### STATED EXERCISE
Print the whole listing exactly.

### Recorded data
────────────────────────────────────────

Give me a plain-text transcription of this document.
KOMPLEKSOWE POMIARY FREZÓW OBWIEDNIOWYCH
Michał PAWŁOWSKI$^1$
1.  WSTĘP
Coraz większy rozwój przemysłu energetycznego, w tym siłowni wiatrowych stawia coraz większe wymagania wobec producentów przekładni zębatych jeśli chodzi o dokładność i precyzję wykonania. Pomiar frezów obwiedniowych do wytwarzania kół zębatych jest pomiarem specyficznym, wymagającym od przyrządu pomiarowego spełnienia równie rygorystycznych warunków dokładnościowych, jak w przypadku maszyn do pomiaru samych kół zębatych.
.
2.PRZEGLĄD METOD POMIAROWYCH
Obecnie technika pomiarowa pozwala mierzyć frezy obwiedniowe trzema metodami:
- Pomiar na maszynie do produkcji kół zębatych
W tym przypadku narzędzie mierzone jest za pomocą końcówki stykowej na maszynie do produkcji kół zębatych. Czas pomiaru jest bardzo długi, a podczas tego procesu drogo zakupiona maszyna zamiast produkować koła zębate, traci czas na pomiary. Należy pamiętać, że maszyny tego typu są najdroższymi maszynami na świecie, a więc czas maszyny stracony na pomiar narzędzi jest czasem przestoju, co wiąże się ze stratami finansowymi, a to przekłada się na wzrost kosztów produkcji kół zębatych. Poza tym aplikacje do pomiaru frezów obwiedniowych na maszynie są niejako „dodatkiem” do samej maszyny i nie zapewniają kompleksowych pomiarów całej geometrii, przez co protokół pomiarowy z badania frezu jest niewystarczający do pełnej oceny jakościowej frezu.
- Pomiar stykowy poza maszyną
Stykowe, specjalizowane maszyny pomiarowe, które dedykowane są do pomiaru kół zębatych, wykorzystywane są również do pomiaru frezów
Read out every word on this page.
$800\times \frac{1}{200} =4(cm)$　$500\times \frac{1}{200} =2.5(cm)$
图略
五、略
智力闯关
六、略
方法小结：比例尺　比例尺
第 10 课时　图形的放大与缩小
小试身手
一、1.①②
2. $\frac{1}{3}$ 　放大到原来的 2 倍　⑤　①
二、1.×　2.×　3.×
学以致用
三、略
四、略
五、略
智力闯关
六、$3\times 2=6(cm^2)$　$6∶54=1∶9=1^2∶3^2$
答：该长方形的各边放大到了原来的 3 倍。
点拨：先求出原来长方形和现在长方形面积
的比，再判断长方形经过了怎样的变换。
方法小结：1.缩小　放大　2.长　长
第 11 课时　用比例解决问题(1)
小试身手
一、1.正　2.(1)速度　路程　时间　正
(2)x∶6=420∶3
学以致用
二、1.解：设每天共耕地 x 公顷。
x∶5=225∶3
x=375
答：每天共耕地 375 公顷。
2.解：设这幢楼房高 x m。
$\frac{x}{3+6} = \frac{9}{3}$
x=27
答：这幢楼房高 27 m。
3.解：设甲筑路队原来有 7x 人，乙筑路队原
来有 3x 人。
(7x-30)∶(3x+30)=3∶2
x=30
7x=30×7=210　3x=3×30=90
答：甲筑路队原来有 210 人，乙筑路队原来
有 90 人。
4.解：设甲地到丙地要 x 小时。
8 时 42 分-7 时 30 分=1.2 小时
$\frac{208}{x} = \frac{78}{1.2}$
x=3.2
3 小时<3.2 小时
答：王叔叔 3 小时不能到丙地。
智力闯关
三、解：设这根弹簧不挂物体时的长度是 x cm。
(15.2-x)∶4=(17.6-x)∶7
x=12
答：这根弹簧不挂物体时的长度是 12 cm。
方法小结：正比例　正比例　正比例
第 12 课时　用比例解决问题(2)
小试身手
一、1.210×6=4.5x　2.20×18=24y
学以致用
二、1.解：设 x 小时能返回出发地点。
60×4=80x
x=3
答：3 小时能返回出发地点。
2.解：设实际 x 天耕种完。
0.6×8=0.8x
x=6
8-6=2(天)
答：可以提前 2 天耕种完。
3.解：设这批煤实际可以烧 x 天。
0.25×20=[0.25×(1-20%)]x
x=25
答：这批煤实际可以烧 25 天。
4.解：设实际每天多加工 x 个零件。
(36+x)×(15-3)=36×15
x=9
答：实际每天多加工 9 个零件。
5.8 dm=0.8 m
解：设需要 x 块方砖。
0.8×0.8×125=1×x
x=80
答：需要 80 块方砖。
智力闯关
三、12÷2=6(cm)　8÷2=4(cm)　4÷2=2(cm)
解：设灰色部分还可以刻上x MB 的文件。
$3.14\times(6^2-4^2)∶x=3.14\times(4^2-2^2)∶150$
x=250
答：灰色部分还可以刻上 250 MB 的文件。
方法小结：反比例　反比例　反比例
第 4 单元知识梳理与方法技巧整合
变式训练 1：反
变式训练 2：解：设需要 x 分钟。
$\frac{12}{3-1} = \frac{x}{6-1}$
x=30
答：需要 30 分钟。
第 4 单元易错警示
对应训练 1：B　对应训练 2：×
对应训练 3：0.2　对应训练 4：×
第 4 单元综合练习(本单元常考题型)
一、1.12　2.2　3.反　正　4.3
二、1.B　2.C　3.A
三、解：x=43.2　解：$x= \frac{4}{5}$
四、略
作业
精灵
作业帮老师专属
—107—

────────────────────────────────────────

### FULL RESPONSE
Give me a plain-text transcription of this document.
KOMPLEKSOWE POMIARY FREZÓW OBWIEDNIOWYCH
Michał PAWŁOWSKI$^1$
1.  WSTĘP
Coraz większy rozwój przemysłu energetycznego, w tym siłowni wiatrowych stawia coraz większe wymagania wobec producentów przekładni zębatych jeśli chodzi o dokładność i precyzję wykonania. Pomiar frezów obwiedniowych do wytwarzania kół zębatych jest pomiarem specyficznym, wymagającym od przyrządu pomiarowego spełnienia równie rygorystycznych warunków dokładnościowych, jak w przypadku maszyn do pomiaru samych kół zębatych.
.
2.PRZEGLĄD METOD POMIAROWYCH
Obecnie technika pomiarowa pozwala mierzyć frezy obwiedniowe trzema metodami:
- Pomiar na maszynie do produkcji kół zębatych
W tym przypadku narzędzie mierzone jest za pomocą końcówki stykowej na maszynie do produkcji kół zębatych. Czas pomiaru jest bardzo długi, a podczas tego procesu drogo zakupiona maszyna zamiast produkować koła zębate, traci czas na pomiary. Należy pamiętać, że maszyny tego typu są najdroższymi maszynami na świecie, a więc czas maszyny stracony na pomiar narzędzi jest czasem przestoju, co wiąże się ze stratami finansowymi, a to przekłada się na wzrost kosztów produkcji kół zębatych. Poza tym aplikacje do pomiaru frezów obwiedniowych na maszynie są niejako „dodatkiem” do samej maszyny i nie zapewniają kompleksowych pomiarów całej geometrii, przez co protokół pomiarowy z badania frezu jest niewystarczający do pełnej oceny jakościowej frezu.
- Pomiar stykowy poza maszyną
Stykowe, specjalizowane maszyny pomiarowe, które dedykowane są do pomiaru kół zębatych, wykorzystywane są również do pomiaru frezów
Read out every word on this page.
$800\times \frac{1}{200} =4(cm)$　$500\times \frac{1}{200} =2.5(cm)$
图略
五、略
智力闯关
六、略
方法小结：比例尺　比例尺
第 10 课时　图形的放大与缩小
小试身手
一、1.①②
2. $\frac{1}{3}$ 　放大到原来的 2 倍　⑤　①
二、1.×　2.×　3.×
学以致用
三、略
四、略
五、略
智力闯关
六、$3\times 2=6(cm^2)$　$6∶54=1∶9=1^2∶3^2$
答：该长方形的各边放大到了原来的 3 倍。
点拨：先求出原来长方形和现在长方形面积
的比，再判断长方形经过了怎样的变换。
方法小结：1.缩小　放大　2.长　长
第 11 课时　用比例解决问题(1)
小试身手
一、1.正　2.(1)速度　路程　时间　正
(2)x∶6=420∶3
学以致用
二、1.解：设每天共耕地 x 公顷。
x∶5=225∶3
x=375
答：每天共耕地 375 公顷。
2.解：设这幢楼房高 x m。
$\frac{x}{3+6} = \frac{9}{3}$
x=27
答：这幢楼房高 27 m。
3.解：设甲筑路队原来有 7x 人，乙筑路队原
来有 3x 人。
(7x-30)∶(3x+30)=3∶2
x=30
7x=30×7=210　3x=3×30=90
答：甲筑路队原来有 210 人，乙筑路队原来
有 90 人。
4.解：设甲地到丙地要 x 小时。
8 时 42 分-7 时 30 分=1.2 小时
$\frac{208}{x} = \frac{78}{1.2}$
x=3.2
3 小时<3.2 小时
答：王叔叔 3 小时不能到丙地。
智力闯关
三、解：设这根弹簧不挂物体时的长度是 x cm。
(15.2-x)∶4=(17.6-x)∶7
x=12
答：这根弹簧不挂物体时的长度是 12 cm。
方法小结：正比例　正比例　正比例
第 12 课时　用比例解决问题(2)
小试身手
一、1.210×6=4.5x　2.20×18=24y
学以致用
二、1.解：设 x 小时能返回出发地点。
60×4=80x
x=3
答：3 小时能返回出发地点。
2.解：设实际 x 天耕种完。
0.6×8=0.8x
x=6
8-6=2(天)
答：可以提前 2 天耕种完。
3.解：设这批煤实际可以烧 x 天。
0.25×20=[0.25×(1-20%)]x
x=25
答：这批煤实际可以烧 25 天。
4.解：设实际每天多加工 x 个零件。
(36+x)×(15-3)=36×15
x=9
答：实际每天多加工 9 个零件。
5.8 dm=0.8 m
解：设需要 x 块方砖。
0.8×0.8×125=1×x
x=80
答：需要 80 块方砖。
智力闯关
三、12÷2=6(cm)　8÷2=4(cm)　4÷2=2(cm)
解：设灰色部分还可以刻上x MB 的文件。
$3.14\times(6^2-4^2)∶x=3.14\times(4^2-2^2)∶150$
x=250
答：灰色部分还可以刻上 250 MB 的文件。
方法小结：反比例　反比例　反比例
第 4 单元知识梳理与方法技巧整合
变式训练 1：反
变式训练 2：解：设需要 x 分钟。
$\frac{12}{3-1} = \frac{x}{6-1}$
x=30
答：需要 30 分钟。
第 4 单元易错警示
对应训练 1：B　对应训练 2：×
对应训练 3：0.2　对应训练 4：×
第 4 单元综合练习(本单元常考题型)
一、1.12　2.2　3.反　正　4.3
二、1.B　2.C　3.A
三、解：x=43.2　解：$x= \frac{4}{5}$
四、略
作业
精灵
作业帮老师专属
—107—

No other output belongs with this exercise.